### OBJECTIVE
Extract every line that contains the string "color".

──────── RECORDS SUPPLIED ────────

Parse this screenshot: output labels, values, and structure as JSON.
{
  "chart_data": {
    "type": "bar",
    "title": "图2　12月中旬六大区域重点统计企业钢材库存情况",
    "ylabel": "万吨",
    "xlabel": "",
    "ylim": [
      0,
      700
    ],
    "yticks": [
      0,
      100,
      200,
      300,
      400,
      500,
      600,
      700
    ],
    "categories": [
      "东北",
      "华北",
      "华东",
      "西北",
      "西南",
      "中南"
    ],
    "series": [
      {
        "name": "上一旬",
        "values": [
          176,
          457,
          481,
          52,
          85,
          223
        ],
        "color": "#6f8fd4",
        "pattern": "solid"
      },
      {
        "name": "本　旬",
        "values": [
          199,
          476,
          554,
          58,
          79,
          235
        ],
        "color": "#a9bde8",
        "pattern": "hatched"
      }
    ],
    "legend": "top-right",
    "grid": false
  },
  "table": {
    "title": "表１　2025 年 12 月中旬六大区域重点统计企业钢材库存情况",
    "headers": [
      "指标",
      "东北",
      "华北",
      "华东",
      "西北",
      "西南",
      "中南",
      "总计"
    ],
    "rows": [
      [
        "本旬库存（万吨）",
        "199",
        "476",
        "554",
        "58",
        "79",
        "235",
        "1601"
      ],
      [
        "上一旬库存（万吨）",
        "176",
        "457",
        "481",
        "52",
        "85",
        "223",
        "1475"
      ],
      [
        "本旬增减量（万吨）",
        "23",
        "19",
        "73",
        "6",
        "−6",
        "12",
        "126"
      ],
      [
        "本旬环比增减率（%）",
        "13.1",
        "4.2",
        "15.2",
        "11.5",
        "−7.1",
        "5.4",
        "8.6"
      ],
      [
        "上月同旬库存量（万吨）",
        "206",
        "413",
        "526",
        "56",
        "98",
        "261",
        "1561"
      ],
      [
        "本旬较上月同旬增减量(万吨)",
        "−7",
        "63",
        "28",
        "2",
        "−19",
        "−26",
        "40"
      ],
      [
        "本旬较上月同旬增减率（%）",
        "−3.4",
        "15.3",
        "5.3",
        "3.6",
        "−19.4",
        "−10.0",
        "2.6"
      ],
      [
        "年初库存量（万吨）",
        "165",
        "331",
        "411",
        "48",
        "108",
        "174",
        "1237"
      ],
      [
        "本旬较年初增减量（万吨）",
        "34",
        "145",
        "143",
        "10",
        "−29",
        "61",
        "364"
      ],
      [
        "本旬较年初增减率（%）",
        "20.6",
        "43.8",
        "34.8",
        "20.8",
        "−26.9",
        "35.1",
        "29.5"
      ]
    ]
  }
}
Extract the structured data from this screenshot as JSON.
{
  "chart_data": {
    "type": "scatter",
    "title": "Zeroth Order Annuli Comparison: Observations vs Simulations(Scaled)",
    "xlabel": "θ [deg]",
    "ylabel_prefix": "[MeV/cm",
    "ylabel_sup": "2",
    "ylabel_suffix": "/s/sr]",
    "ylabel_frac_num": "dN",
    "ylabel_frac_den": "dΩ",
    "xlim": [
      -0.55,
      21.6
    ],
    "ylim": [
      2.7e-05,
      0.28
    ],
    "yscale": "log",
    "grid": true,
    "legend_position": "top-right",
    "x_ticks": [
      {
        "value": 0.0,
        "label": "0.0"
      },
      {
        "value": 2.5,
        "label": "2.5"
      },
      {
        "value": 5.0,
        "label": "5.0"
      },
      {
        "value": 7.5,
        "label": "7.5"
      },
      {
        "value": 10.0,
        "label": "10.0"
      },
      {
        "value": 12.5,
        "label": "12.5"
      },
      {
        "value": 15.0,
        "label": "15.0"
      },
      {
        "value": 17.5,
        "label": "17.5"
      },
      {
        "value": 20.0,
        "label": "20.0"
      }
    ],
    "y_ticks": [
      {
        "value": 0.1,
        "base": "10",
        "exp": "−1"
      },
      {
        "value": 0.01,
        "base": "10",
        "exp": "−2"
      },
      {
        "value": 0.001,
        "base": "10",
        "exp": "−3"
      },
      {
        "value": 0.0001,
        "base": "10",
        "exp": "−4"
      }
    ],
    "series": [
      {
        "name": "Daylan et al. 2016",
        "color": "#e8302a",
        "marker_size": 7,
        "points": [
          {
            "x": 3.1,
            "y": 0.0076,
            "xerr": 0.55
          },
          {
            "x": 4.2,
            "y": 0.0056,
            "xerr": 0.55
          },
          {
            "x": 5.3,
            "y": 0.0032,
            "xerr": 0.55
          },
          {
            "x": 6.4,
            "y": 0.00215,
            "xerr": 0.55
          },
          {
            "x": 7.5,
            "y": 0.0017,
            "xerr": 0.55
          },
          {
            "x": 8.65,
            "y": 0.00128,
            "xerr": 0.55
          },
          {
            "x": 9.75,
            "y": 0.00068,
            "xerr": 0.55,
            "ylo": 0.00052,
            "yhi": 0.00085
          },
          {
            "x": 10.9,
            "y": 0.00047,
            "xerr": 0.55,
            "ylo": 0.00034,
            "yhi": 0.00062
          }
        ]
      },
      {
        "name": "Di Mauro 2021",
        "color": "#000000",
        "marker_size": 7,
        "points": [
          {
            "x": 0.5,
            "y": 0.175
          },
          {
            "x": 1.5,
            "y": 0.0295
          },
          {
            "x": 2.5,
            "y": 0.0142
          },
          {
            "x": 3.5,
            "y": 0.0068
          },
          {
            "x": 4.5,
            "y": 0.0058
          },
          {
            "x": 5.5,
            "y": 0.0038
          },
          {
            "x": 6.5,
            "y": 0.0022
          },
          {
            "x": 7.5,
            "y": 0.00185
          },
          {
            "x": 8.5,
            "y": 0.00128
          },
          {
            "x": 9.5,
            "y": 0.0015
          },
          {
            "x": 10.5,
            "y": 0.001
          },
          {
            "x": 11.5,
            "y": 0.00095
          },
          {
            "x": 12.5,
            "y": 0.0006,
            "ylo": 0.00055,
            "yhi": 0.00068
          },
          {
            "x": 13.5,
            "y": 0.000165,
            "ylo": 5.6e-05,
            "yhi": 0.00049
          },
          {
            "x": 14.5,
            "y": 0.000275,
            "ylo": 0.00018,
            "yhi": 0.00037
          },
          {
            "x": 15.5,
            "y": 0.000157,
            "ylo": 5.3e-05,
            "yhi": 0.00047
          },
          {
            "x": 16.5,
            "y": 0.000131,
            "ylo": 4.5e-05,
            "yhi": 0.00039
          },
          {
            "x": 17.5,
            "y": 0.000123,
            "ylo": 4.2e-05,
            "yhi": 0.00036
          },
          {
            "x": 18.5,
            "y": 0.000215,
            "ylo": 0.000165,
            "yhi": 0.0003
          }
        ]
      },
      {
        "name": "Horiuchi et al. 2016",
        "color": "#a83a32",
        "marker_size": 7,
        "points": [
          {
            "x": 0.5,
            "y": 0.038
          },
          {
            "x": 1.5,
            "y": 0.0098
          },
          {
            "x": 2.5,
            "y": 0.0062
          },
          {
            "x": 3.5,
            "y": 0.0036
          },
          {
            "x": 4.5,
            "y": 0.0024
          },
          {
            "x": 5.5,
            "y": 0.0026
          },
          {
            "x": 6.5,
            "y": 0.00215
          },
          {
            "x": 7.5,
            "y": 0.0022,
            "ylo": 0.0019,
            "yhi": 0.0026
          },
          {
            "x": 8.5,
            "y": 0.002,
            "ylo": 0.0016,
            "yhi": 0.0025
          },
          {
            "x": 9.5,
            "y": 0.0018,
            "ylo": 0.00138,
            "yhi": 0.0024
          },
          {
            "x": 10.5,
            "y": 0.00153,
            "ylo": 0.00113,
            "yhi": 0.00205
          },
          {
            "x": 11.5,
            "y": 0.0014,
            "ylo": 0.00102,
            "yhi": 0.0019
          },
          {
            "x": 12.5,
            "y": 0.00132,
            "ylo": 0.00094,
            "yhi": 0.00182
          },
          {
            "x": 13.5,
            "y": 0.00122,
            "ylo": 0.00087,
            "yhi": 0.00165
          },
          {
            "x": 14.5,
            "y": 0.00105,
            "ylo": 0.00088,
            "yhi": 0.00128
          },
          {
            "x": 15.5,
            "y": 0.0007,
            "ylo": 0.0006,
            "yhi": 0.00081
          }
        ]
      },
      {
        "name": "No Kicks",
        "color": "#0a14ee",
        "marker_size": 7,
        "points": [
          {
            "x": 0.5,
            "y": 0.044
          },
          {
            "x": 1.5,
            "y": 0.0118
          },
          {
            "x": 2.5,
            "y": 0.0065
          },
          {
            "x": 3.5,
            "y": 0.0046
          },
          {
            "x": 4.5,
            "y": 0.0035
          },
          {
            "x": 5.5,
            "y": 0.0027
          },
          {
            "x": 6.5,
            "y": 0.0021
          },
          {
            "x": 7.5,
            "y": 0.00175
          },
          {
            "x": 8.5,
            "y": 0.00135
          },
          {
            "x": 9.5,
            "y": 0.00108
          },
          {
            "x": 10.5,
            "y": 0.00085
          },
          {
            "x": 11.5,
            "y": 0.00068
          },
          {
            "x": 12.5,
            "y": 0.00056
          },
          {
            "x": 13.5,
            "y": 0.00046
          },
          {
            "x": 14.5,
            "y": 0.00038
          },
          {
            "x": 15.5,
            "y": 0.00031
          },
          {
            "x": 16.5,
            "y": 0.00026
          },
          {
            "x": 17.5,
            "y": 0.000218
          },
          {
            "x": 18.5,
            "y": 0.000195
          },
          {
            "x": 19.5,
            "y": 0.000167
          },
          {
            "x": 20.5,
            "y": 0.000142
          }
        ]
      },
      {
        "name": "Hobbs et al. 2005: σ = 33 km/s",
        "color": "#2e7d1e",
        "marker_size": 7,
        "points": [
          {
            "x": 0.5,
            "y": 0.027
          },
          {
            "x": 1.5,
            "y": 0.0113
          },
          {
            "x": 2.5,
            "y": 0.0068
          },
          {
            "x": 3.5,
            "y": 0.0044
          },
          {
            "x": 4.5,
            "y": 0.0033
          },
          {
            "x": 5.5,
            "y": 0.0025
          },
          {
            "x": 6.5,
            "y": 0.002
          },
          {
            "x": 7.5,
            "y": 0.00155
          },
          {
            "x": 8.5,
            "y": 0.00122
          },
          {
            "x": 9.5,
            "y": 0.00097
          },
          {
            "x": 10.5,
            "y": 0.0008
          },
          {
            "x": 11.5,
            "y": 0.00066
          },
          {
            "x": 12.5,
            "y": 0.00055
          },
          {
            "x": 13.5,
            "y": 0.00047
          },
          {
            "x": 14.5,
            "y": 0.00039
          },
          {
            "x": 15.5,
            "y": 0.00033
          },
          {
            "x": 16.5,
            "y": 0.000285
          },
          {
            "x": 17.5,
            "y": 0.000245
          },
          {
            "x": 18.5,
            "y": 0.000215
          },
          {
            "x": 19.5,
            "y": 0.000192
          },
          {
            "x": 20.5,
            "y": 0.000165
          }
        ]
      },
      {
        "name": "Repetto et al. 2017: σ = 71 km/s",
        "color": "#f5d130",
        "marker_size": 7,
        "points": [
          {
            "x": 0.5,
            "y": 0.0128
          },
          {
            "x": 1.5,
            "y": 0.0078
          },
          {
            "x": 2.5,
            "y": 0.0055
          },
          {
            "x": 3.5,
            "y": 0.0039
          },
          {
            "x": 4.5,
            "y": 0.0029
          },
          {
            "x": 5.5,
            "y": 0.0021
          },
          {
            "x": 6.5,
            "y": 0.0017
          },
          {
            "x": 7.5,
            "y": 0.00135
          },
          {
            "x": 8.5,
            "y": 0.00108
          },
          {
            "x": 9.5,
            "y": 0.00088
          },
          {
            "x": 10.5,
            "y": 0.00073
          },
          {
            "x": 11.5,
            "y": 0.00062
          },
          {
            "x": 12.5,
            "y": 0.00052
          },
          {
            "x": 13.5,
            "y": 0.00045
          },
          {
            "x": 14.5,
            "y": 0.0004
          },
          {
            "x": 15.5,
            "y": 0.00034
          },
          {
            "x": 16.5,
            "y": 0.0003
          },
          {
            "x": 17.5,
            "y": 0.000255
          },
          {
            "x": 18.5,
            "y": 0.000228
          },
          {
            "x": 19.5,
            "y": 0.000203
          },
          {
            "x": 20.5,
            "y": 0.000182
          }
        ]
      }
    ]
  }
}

────────

### WRITTEN RESPONSE
        "color": "#6f8fd4",
        "color": "#a9bde8",
        "color": "#e8302a",
        "color": "#000000",
        "color": "#a83a32",
        "color": "#0a14ee",
        "color": "#2e7d1e",
        "color": "#f5d130",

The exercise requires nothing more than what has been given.